■ **Extracted entries**
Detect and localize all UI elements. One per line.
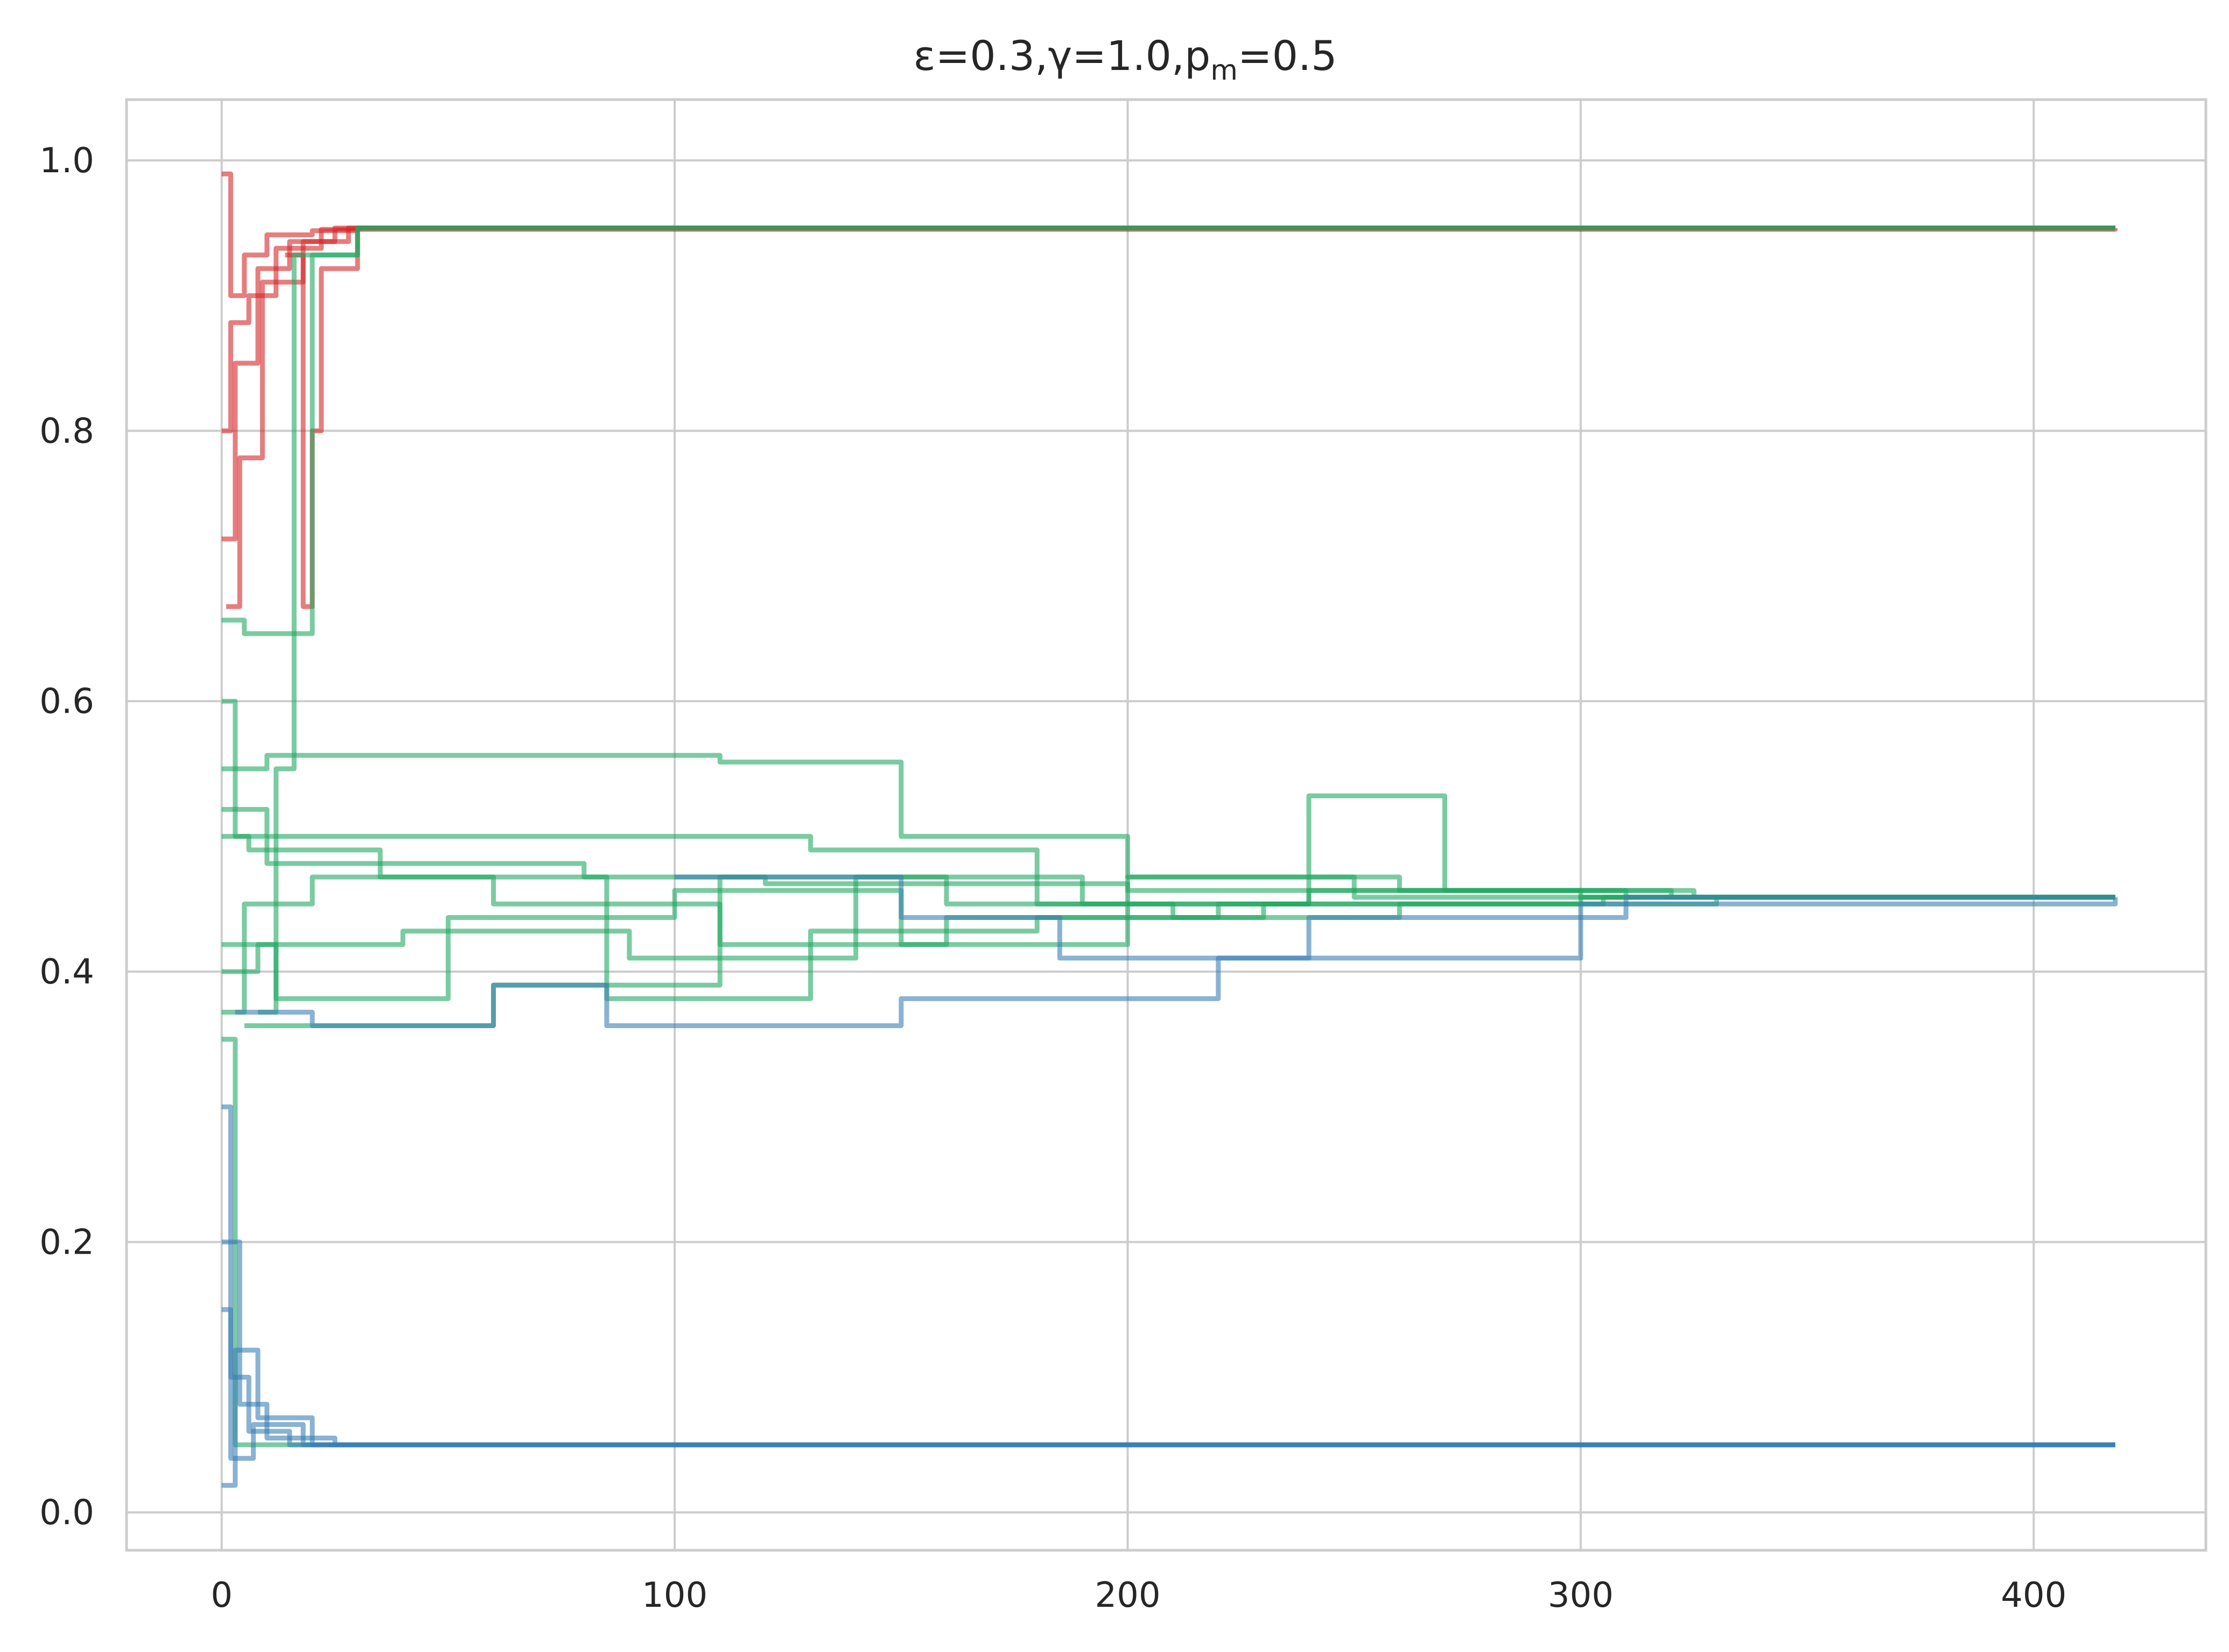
x-tick-labels: 0 100 200 300 400 (211, 1576, 2066, 1615)
chart-title-main: ε=0.3,γ=1.0,p (914, 32, 1211, 80)
y-tick-label: 0.8 (39, 411, 94, 451)
x-tick-label: 100 (642, 1576, 707, 1615)
x-tick-label: 200 (1095, 1576, 1160, 1615)
y-tick-label: 0.0 (39, 1493, 94, 1533)
y-tick-label: 1.0 (39, 141, 94, 181)
chart-title-subscript: m (1210, 54, 1238, 87)
chart-title: ε=0.3,γ=1.0,pm=0.5 (914, 32, 1337, 87)
x-tick-label: 400 (2001, 1576, 2066, 1615)
x-tick-label: 0 (211, 1576, 233, 1615)
line-chart: 0 100 200 300 400 0.0 0.2 0.4 0.6 0.8 1.0 ε=0.3,γ… (39, 32, 2207, 1615)
y-tick-label: 0.4 (39, 952, 94, 992)
chart-container: 0 100 200 300 400 0.0 0.2 0.4 0.6 0.8 1.0 ε=0.3,γ… (0, 0, 2229, 1649)
y-tick-labels: 0.0 0.2 0.4 0.6 0.8 1.0 (39, 141, 94, 1533)
y-tick-label: 0.6 (39, 682, 94, 722)
x-tick-label: 300 (1548, 1576, 1614, 1615)
plot-background (127, 100, 2206, 1550)
y-tick-label: 0.2 (39, 1222, 94, 1262)
chart-title-tail: =0.5 (1238, 32, 1337, 80)
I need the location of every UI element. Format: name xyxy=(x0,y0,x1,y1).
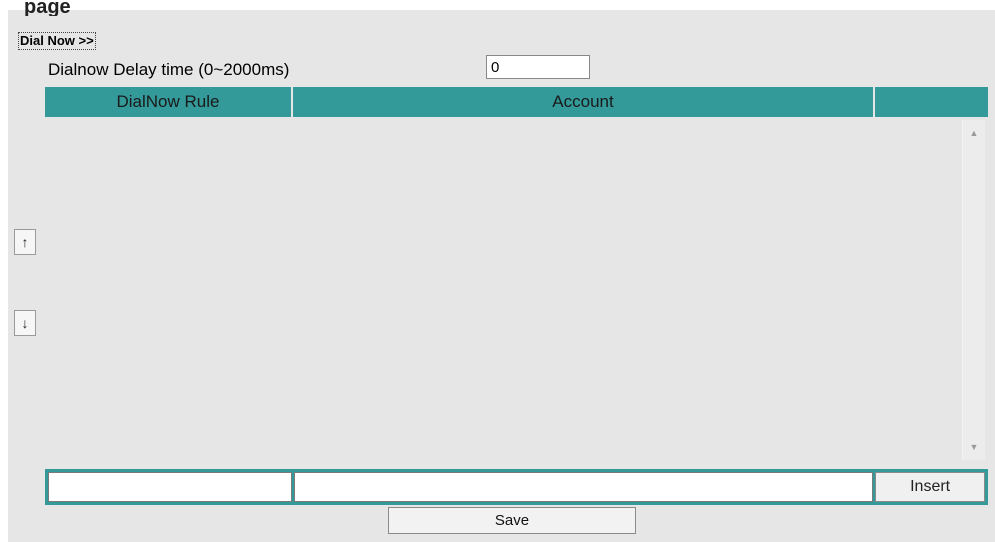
dialnow-delay-input[interactable] xyxy=(486,55,590,79)
new-rule-entry-row: Insert xyxy=(45,469,988,505)
column-header-actions xyxy=(875,87,988,117)
dialnow-rule-list: ▲ ▼ xyxy=(45,117,988,465)
column-header-dialnow-rule: DialNow Rule xyxy=(45,87,293,117)
scroll-down-arrow-icon[interactable]: ▼ xyxy=(963,436,985,458)
dialnow-delay-label: Dialnow Delay time (0~2000ms) xyxy=(48,60,290,79)
dialnow-table-header: DialNow Rule Account xyxy=(45,87,988,117)
save-button[interactable]: Save xyxy=(388,507,636,534)
list-scrollbar[interactable]: ▲ ▼ xyxy=(962,120,985,460)
move-down-button[interactable]: ↓ xyxy=(14,310,36,336)
dial-now-section-link[interactable]: Dial Now >> xyxy=(18,32,96,50)
insert-button[interactable]: Insert xyxy=(875,472,985,502)
column-header-account: Account xyxy=(293,87,875,117)
page-title-fragment: page xyxy=(24,0,71,16)
new-account-input[interactable] xyxy=(294,472,874,502)
new-dialnow-rule-input[interactable] xyxy=(48,472,293,502)
scroll-up-arrow-icon[interactable]: ▲ xyxy=(963,122,985,144)
move-up-button[interactable]: ↑ xyxy=(14,229,36,255)
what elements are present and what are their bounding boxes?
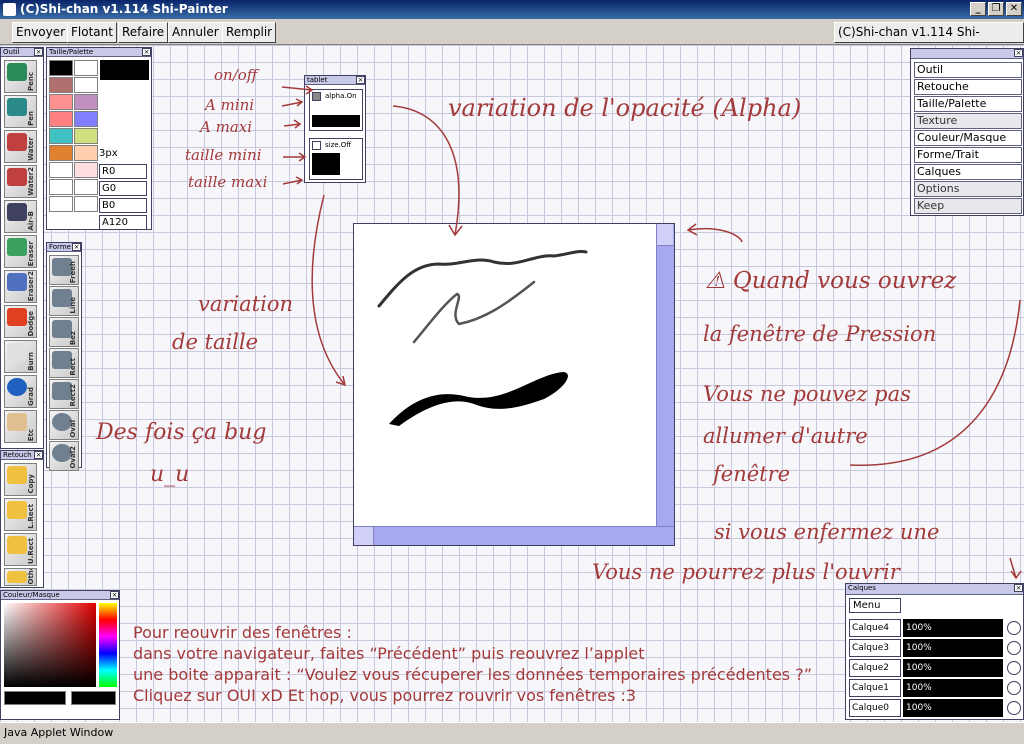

■ **Stated goal**
Reproduce, without changes, the lines that begin with the line containing "x-tick-labels: 0 100" and end with the line containing "x-tick-label: 200 (1095, 1576, 1160, 1615)", both included.

■ **Final result**
x-tick-labels: 0 100 200 300 400 (211, 1576, 2066, 1615)
chart-title-main: ε=0.3,γ=1.0,p (914, 32, 1211, 80)
y-tick-label: 0.8 (39, 411, 94, 451)
x-tick-label: 100 (642, 1576, 707, 1615)
x-tick-label: 200 (1095, 1576, 1160, 1615)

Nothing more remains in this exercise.